"""
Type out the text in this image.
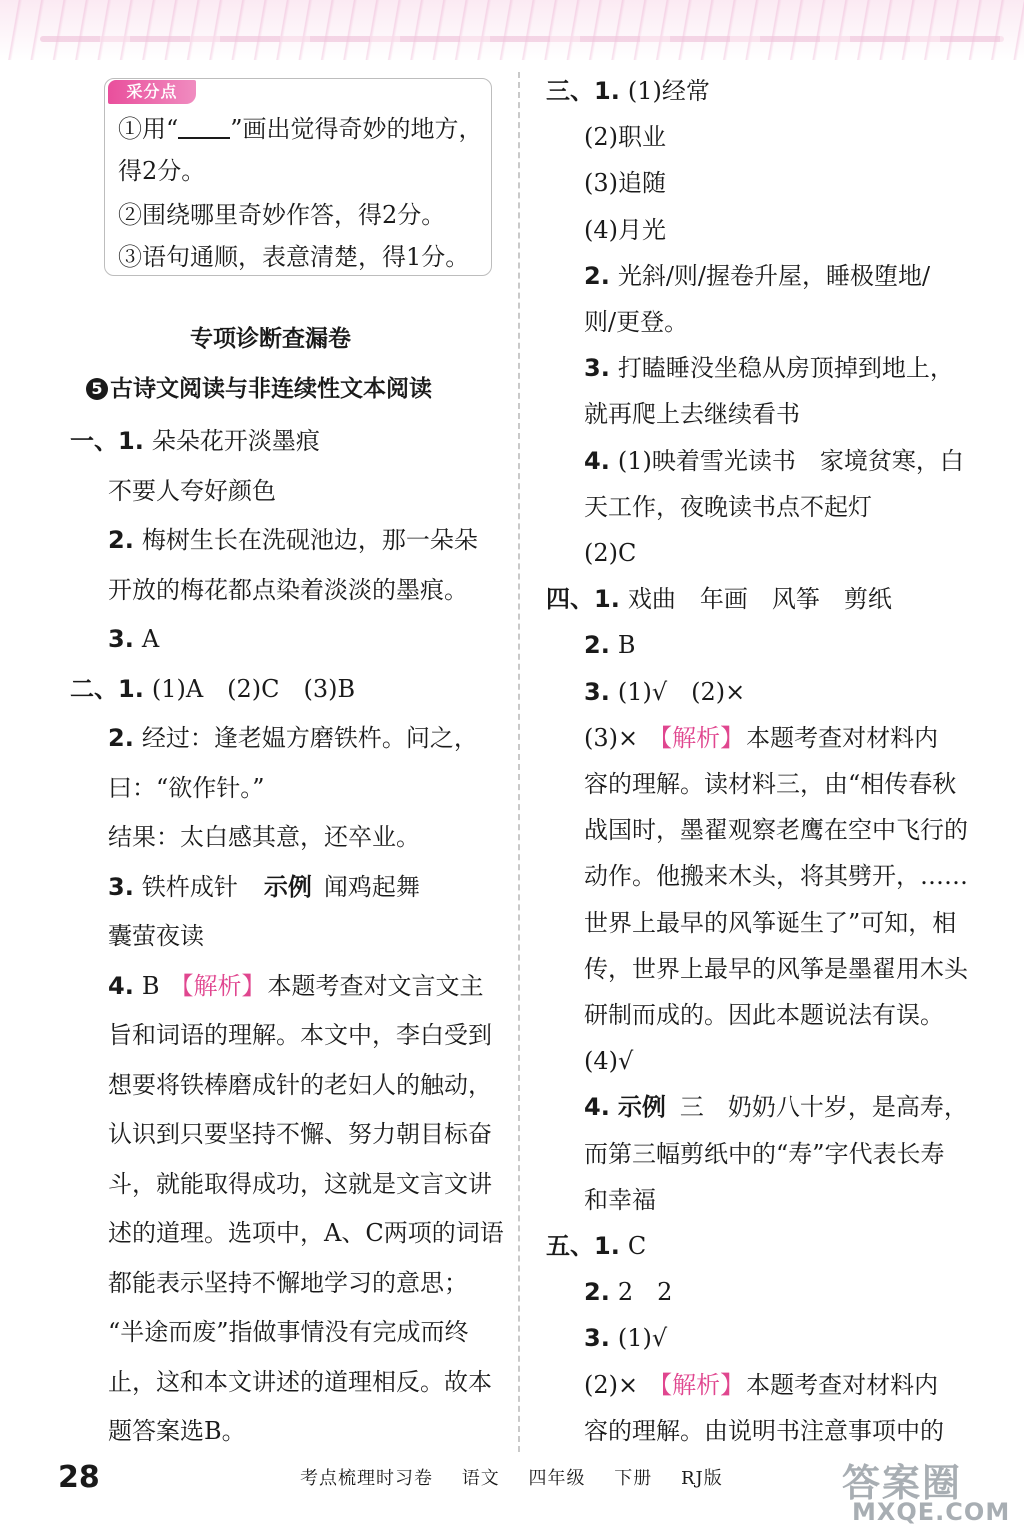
采分点
①用“ ”画出觉得奇妙的地方，
得2分。
②围绕哪里奇妙作答，得2分。
③语句通顺，表意清楚，得1分。
专项诊断查漏卷
5 古诗文阅读与非连续性文本阅读
一、1. 朵朵花开淡墨痕
不要人夸好颜色
2. 梅树生长在洗砚池边，那一朵朵
开放的梅花都点染着淡淡的墨痕。
3. A
二、1. (1)A　(2)C　(3)B
2. 经过：逢老媪方磨铁杵。问之，
曰：“欲作针。”
结果：太白感其意，还卒业。
3. 铁杵成针 示例 闻鸡起舞
囊萤夜读
4. B 【解析】本题考查对文言文主
旨和词语的理解。本文中，李白受到
想要将铁棒磨成针的老妇人的触动，
认识到只要坚持不懈、努力朝目标奋
斗，就能取得成功，这就是文言文讲
述的道理。选项中，A、C两项的词语
都能表示坚持不懈地学习的意思；
“半途而废”指做事情没有完成而终
止，这和本文讲述的道理相反。故本
题答案选B。
三、1. (1)经常
(2)职业
(3)追随
(4)月光
2. 光斜/则/握卷升屋，睡极堕地/
则/更登。
3. 打瞌睡没坐稳从房顶掉到地上，
就再爬上去继续看书
4. (1)映着雪光读书　家境贫寒，白
天工作，夜晚读书点不起灯
(2)C
四、1. 戏曲　年画　风筝　剪纸
2. B
3. (1)√　(2)×
(3)× 【解析】本题考查对材料内
容的理解。读材料三，由“相传春秋
战国时，墨翟观察老鹰在空中飞行的
动作。他搬来木头，将其劈开，……
世界上最早的风筝诞生了”可知，相
传，世界上最早的风筝是墨翟用木头
研制而成的。因此本题说法有误。
(4)√
4. 示例 三　奶奶八十岁，是高寿，
而第三幅剪纸中的“寿”字代表长寿
和幸福
五、1. C
2. 2　2
3. (1)√
(2)× 【解析】本题考查对材料内
容的理解。由说明书注意事项中的
28	考点梳理时习卷 语文 四年级 下册 RJ版	答案圈
MXQE.COM
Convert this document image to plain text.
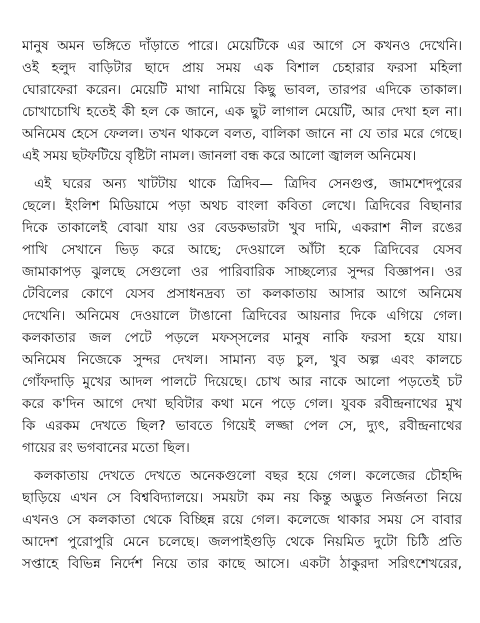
মানুষ অমন ভঙ্গিতে দাঁড়াতে পারে। মেয়েটিকে এর আগে সে কখনও দেখেনি।
ওই হলুদ বাড়িটার ছাদে প্রায় সময় এক বিশাল চেহারার ফরসা মহিলা
ঘোরাফেরা করেন। মেয়েটি মাথা নামিয়ে কিছু ভাবল, তারপর এদিকে তাকাল।
চোখাচোখি হতেই কী হল কে জানে, এক ছুট লাগাল মেয়েটি, আর দেখা হল না।
অনিমেষ হেসে ফেলল। তখন থাকলে বলত, বালিকা জানে না যে তার মরে গেছে।
এই সময় ছটফটিয়ে বৃষ্টিটা নামল। জানলা বন্ধ করে আলো জ্বালল অনিমেষ।
এই ঘরের অন্য খাটটায় থাকে ত্রিদিব— ত্রিদিব সেনগুপ্ত, জামশেদপুরের
ছেলে। ইংলিশ মিডিয়ামে পড়া অথচ বাংলা কবিতা লেখে। ত্রিদিবের বিছানার
দিকে তাকালেই বোঝা যায় ওর বেডকভারটা খুব দামি, একরাশ নীল রঙের
পাখি সেখানে ভিড় করে আছে; দেওয়ালে আঁটা হকে ত্রিদিবের যেসব
জামাকাপড় ঝুলছে সেগুলো ওর পারিবারিক সাচ্ছল্যের সুন্দর বিজ্ঞাপন। ওর
টেবিলের কোণে যেসব প্রসাধনদ্রব্য তা কলকাতায় আসার আগে অনিমেষ
দেখেনি। অনিমেষ দেওয়ালে টাঙানো ত্রিদিবের আয়নার দিকে এগিয়ে গেল।
কলকাতার জল পেটে পড়লে মফস্সলের মানুষ নাকি ফরসা হয়ে যায়।
অনিমেষ নিজেকে সুন্দর দেখল। সামান্য বড় চুল, খুব অল্প এবং কালচে
গোঁফদাড়ি মুখের আদল পালটে দিয়েছে। চোখ আর নাকে আলো পড়তেই চট
করে ক'দিন আগে দেখা ছবিটার কথা মনে পড়ে গেল। যুবক রবীন্দ্রনাথের মুখ
কি এরকম দেখতে ছিল? ভাবতে গিয়েই লজ্জা পেল সে, দ্যুৎ, রবীন্দ্রনাথের
গায়ের রং ভগবানের মতো ছিল।
কলকাতায় দেখতে দেখতে অনেকগুলো বছর হয়ে গেল। কলেজের চৌহদ্দি
ছাড়িয়ে এখন সে বিশ্ববিদ্যালয়ে। সময়টা কম নয় কিন্তু অদ্ভুত নির্জনতা নিয়ে
এখনও সে কলকাতা থেকে বিচ্ছিন্ন রয়ে গেল। কলেজে থাকার সময় সে বাবার
আদেশ পুরোপুরি মেনে চলেছে। জলপাইগুড়ি থেকে নিয়মিত দুটো চিঠি প্রতি
সপ্তাহে বিভিন্ন নির্দেশ নিয়ে তার কাছে আসে। একটা ঠাকুরদা সরিৎশেখরের,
"""
Aim: Without the pictures, output the full listing exactly as it stands.

Solution:
Type out the text in this image.
采分点
①用“ ”画出觉得奇妙的地方，
得2分。
②围绕哪里奇妙作答，得2分。
③语句通顺，表意清楚，得1分。
专项诊断查漏卷
5 古诗文阅读与非连续性文本阅读
一、1. 朵朵花开淡墨痕
不要人夸好颜色
2. 梅树生长在洗砚池边，那一朵朵
开放的梅花都点染着淡淡的墨痕。
3. A
二、1. (1)A　(2)C　(3)B
2. 经过：逢老媪方磨铁杵。问之，
曰：“欲作针。”
结果：太白感其意，还卒业。
3. 铁杵成针 示例 闻鸡起舞
囊萤夜读
4. B 【解析】本题考查对文言文主
旨和词语的理解。本文中，李白受到
想要将铁棒磨成针的老妇人的触动，
认识到只要坚持不懈、努力朝目标奋
斗，就能取得成功，这就是文言文讲
述的道理。选项中，A、C两项的词语
都能表示坚持不懈地学习的意思；
“半途而废”指做事情没有完成而终
止，这和本文讲述的道理相反。故本
题答案选B。
三、1. (1)经常
(2)职业
(3)追随
(4)月光
2. 光斜/则/握卷升屋，睡极堕地/
则/更登。
3. 打瞌睡没坐稳从房顶掉到地上，
就再爬上去继续看书
4. (1)映着雪光读书　家境贫寒，白
天工作，夜晚读书点不起灯
(2)C
四、1. 戏曲　年画　风筝　剪纸
2. B
3. (1)√　(2)×
(3)× 【解析】本题考查对材料内
容的理解。读材料三，由“相传春秋
战国时，墨翟观察老鹰在空中飞行的
动作。他搬来木头，将其劈开，……
世界上最早的风筝诞生了”可知，相
传，世界上最早的风筝是墨翟用木头
研制而成的。因此本题说法有误。
(4)√
4. 示例 三　奶奶八十岁，是高寿，
而第三幅剪纸中的“寿”字代表长寿
和幸福
五、1. C
2. 2　2
3. (1)√
(2)× 【解析】本题考查对材料内
容的理解。由说明书注意事项中的
28	考点梳理时习卷 语文 四年级 下册 RJ版	答案圈
MXQE.COM
Convert this document image to plain text.
মানুষ অমন ভঙ্গিতে দাঁড়াতে পারে। মেয়েটিকে এর আগে সে কখনও দেখেনি।
ওই হলুদ বাড়িটার ছাদে প্রায় সময় এক বিশাল চেহারার ফরসা মহিলা
ঘোরাফেরা করেন। মেয়েটি মাথা নামিয়ে কিছু ভাবল, তারপর এদিকে তাকাল।
চোখাচোখি হতেই কী হল কে জানে, এক ছুট লাগাল মেয়েটি, আর দেখা হল না।
অনিমেষ হেসে ফেলল। তখন থাকলে বলত, বালিকা জানে না যে তার মরে গেছে।
এই সময় ছটফটিয়ে বৃষ্টিটা নামল। জানলা বন্ধ করে আলো জ্বালল অনিমেষ।
এই ঘরের অন্য খাটটায় থাকে ত্রিদিব— ত্রিদিব সেনগুপ্ত, জামশেদপুরের
ছেলে। ইংলিশ মিডিয়ামে পড়া অথচ বাংলা কবিতা লেখে। ত্রিদিবের বিছানার
দিকে তাকালেই বোঝা যায় ওর বেডকভারটা খুব দামি, একরাশ নীল রঙের
পাখি সেখানে ভিড় করে আছে; দেওয়ালে আঁটা হকে ত্রিদিবের যেসব
জামাকাপড় ঝুলছে সেগুলো ওর পারিবারিক সাচ্ছল্যের সুন্দর বিজ্ঞাপন। ওর
টেবিলের কোণে যেসব প্রসাধনদ্রব্য তা কলকাতায় আসার আগে অনিমেষ
দেখেনি। অনিমেষ দেওয়ালে টাঙানো ত্রিদিবের আয়নার দিকে এগিয়ে গেল।
কলকাতার জল পেটে পড়লে মফস্সলের মানুষ নাকি ফরসা হয়ে যায়।
অনিমেষ নিজেকে সুন্দর দেখল। সামান্য বড় চুল, খুব অল্প এবং কালচে
গোঁফদাড়ি মুখের আদল পালটে দিয়েছে। চোখ আর নাকে আলো পড়তেই চট
করে ক'দিন আগে দেখা ছবিটার কথা মনে পড়ে গেল। যুবক রবীন্দ্রনাথের মুখ
কি এরকম দেখতে ছিল? ভাবতে গিয়েই লজ্জা পেল সে, দ্যুৎ, রবীন্দ্রনাথের
গায়ের রং ভগবানের মতো ছিল।
কলকাতায় দেখতে দেখতে অনেকগুলো বছর হয়ে গেল। কলেজের চৌহদ্দি
ছাড়িয়ে এখন সে বিশ্ববিদ্যালয়ে। সময়টা কম নয় কিন্তু অদ্ভুত নির্জনতা নিয়ে
এখনও সে কলকাতা থেকে বিচ্ছিন্ন রয়ে গেল। কলেজে থাকার সময় সে বাবার
আদেশ পুরোপুরি মেনে চলেছে। জলপাইগুড়ি থেকে নিয়মিত দুটো চিঠি প্রতি
সপ্তাহে বিভিন্ন নির্দেশ নিয়ে তার কাছে আসে। একটা ঠাকুরদা সরিৎশেখরের,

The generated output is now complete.